• **Data shown**:
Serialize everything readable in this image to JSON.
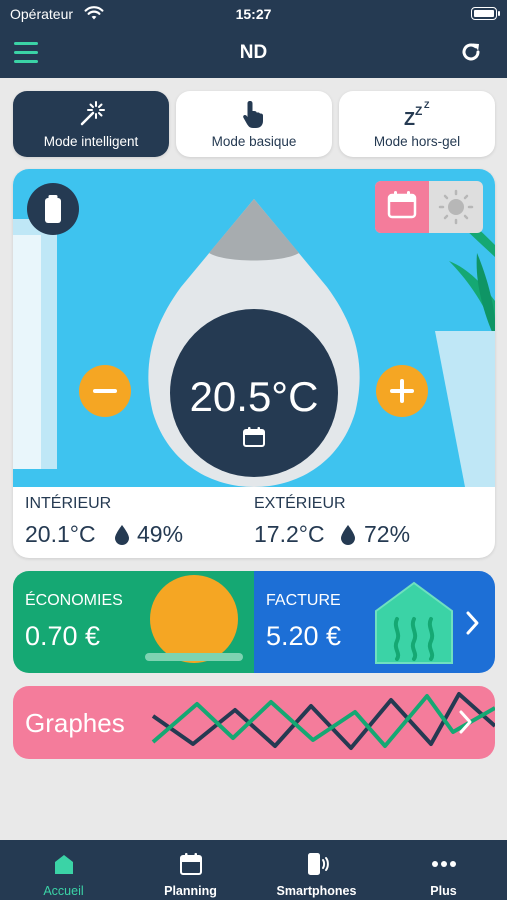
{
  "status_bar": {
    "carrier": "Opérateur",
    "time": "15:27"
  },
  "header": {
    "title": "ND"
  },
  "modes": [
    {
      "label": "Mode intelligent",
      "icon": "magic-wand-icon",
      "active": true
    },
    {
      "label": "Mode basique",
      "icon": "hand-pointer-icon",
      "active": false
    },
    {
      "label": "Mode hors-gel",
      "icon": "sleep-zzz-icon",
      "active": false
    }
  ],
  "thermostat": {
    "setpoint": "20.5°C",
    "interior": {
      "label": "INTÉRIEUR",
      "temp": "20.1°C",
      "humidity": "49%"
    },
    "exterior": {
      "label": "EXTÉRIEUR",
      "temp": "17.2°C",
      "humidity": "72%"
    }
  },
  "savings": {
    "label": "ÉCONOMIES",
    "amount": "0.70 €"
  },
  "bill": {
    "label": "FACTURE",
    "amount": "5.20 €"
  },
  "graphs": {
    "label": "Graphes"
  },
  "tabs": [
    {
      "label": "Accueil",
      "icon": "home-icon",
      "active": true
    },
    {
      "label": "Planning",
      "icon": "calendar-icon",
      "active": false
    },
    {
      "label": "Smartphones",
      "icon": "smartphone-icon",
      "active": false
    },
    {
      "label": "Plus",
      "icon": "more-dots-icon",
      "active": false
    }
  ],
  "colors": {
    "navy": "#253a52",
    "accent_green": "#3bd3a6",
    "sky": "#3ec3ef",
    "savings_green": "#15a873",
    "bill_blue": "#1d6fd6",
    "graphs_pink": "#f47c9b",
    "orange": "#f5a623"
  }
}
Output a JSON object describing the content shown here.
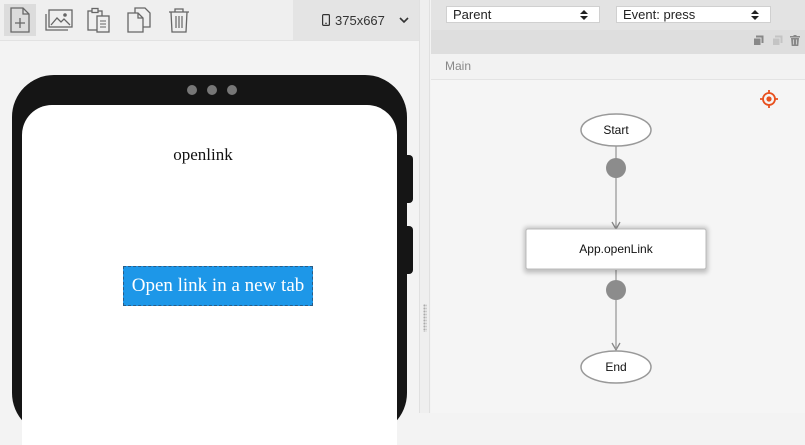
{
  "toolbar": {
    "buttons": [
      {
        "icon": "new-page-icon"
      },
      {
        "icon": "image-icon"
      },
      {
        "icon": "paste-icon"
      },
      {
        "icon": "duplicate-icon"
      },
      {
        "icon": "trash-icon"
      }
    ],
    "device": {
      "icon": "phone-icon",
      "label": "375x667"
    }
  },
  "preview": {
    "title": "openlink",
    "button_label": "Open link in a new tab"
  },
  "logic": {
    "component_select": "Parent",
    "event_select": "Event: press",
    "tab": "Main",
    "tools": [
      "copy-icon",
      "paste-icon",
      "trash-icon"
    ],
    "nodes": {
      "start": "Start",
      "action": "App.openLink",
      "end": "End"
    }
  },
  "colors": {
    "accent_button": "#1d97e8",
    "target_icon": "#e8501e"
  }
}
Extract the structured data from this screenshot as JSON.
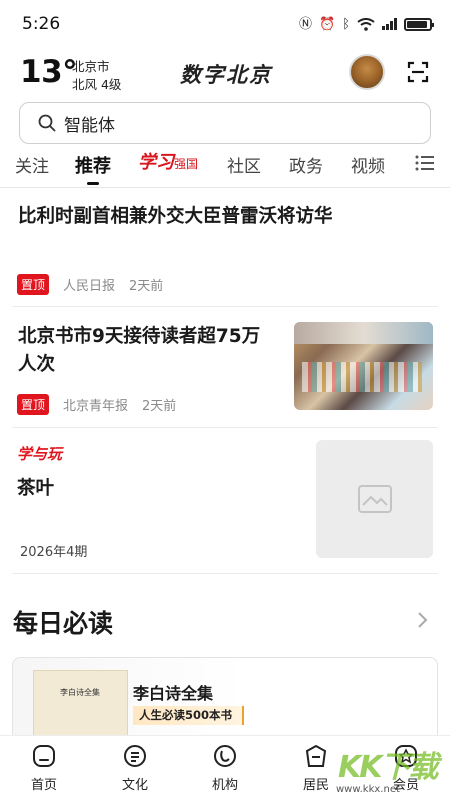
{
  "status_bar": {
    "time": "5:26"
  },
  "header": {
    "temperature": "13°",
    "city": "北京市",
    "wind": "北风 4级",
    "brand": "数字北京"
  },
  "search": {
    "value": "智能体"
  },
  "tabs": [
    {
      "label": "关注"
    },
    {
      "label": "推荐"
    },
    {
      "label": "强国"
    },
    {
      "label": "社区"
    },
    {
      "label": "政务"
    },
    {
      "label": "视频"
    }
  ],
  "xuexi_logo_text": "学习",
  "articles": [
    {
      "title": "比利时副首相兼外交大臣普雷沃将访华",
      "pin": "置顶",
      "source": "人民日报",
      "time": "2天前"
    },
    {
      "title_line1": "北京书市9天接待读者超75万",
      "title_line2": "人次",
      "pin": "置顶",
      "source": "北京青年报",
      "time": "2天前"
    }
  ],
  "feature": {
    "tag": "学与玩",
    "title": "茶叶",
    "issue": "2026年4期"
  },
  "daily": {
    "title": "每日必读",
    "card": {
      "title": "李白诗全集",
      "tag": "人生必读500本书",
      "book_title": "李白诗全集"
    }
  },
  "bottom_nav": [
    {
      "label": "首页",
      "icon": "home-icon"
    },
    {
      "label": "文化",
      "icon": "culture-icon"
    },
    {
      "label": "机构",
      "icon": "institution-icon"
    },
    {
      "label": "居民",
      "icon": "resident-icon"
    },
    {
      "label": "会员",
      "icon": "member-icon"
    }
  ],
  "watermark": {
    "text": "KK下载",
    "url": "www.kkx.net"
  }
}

• **Set problem**:
Quote each entry above verbatim and drop the pictures.

• **Result**:
Serialize everything readable in this image to JSON.
{
  "status_bar": {
    "carrier": "Opérateur",
    "time": "15:27"
  },
  "header": {
    "title": "ND"
  },
  "modes": [
    {
      "label": "Mode intelligent",
      "icon": "magic-wand-icon",
      "active": true
    },
    {
      "label": "Mode basique",
      "icon": "hand-pointer-icon",
      "active": false
    },
    {
      "label": "Mode hors-gel",
      "icon": "sleep-zzz-icon",
      "active": false
    }
  ],
  "thermostat": {
    "setpoint": "20.5°C",
    "interior": {
      "label": "INTÉRIEUR",
      "temp": "20.1°C",
      "humidity": "49%"
    },
    "exterior": {
      "label": "EXTÉRIEUR",
      "temp": "17.2°C",
      "humidity": "72%"
    }
  },
  "savings": {
    "label": "ÉCONOMIES",
    "amount": "0.70 €"
  },
  "bill": {
    "label": "FACTURE",
    "amount": "5.20 €"
  },
  "graphs": {
    "label": "Graphes"
  },
  "tabs": [
    {
      "label": "Accueil",
      "icon": "home-icon",
      "active": true
    },
    {
      "label": "Planning",
      "icon": "calendar-icon",
      "active": false
    },
    {
      "label": "Smartphones",
      "icon": "smartphone-icon",
      "active": false
    },
    {
      "label": "Plus",
      "icon": "more-dots-icon",
      "active": false
    }
  ],
  "colors": {
    "navy": "#253a52",
    "accent_green": "#3bd3a6",
    "sky": "#3ec3ef",
    "savings_green": "#15a873",
    "bill_blue": "#1d6fd6",
    "graphs_pink": "#f47c9b",
    "orange": "#f5a623"
  }
}
Output a JSON object describing the content shown here.
{
  "toolbar": {
    "buttons": [
      {
        "icon": "new-page-icon"
      },
      {
        "icon": "image-icon"
      },
      {
        "icon": "paste-icon"
      },
      {
        "icon": "duplicate-icon"
      },
      {
        "icon": "trash-icon"
      }
    ],
    "device": {
      "icon": "phone-icon",
      "label": "375x667"
    }
  },
  "preview": {
    "title": "openlink",
    "button_label": "Open link in a new tab"
  },
  "logic": {
    "component_select": "Parent",
    "event_select": "Event: press",
    "tab": "Main",
    "tools": [
      "copy-icon",
      "paste-icon",
      "trash-icon"
    ],
    "nodes": {
      "start": "Start",
      "action": "App.openLink",
      "end": "End"
    }
  },
  "colors": {
    "accent_button": "#1d97e8",
    "target_icon": "#e8501e"
  }
}
Extract the structured data from this screenshot as JSON.
{
  "status_bar": {
    "time": "5:26"
  },
  "header": {
    "temperature": "13°",
    "city": "北京市",
    "wind": "北风 4级",
    "brand": "数字北京"
  },
  "search": {
    "value": "智能体"
  },
  "tabs": [
    {
      "label": "关注"
    },
    {
      "label": "推荐"
    },
    {
      "label": "强国"
    },
    {
      "label": "社区"
    },
    {
      "label": "政务"
    },
    {
      "label": "视频"
    }
  ],
  "xuexi_logo_text": "学习",
  "articles": [
    {
      "title": "比利时副首相兼外交大臣普雷沃将访华",
      "pin": "置顶",
      "source": "人民日报",
      "time": "2天前"
    },
    {
      "title_line1": "北京书市9天接待读者超75万",
      "title_line2": "人次",
      "pin": "置顶",
      "source": "北京青年报",
      "time": "2天前"
    }
  ],
  "feature": {
    "tag": "学与玩",
    "title": "茶叶",
    "issue": "2026年4期"
  },
  "daily": {
    "title": "每日必读",
    "card": {
      "title": "李白诗全集",
      "tag": "人生必读500本书",
      "book_title": "李白诗全集"
    }
  },
  "bottom_nav": [
    {
      "label": "首页",
      "icon": "home-icon"
    },
    {
      "label": "文化",
      "icon": "culture-icon"
    },
    {
      "label": "机构",
      "icon": "institution-icon"
    },
    {
      "label": "居民",
      "icon": "resident-icon"
    },
    {
      "label": "会员",
      "icon": "member-icon"
    }
  ],
  "watermark": {
    "text": "KK下载",
    "url": "www.kkx.net"
  }
}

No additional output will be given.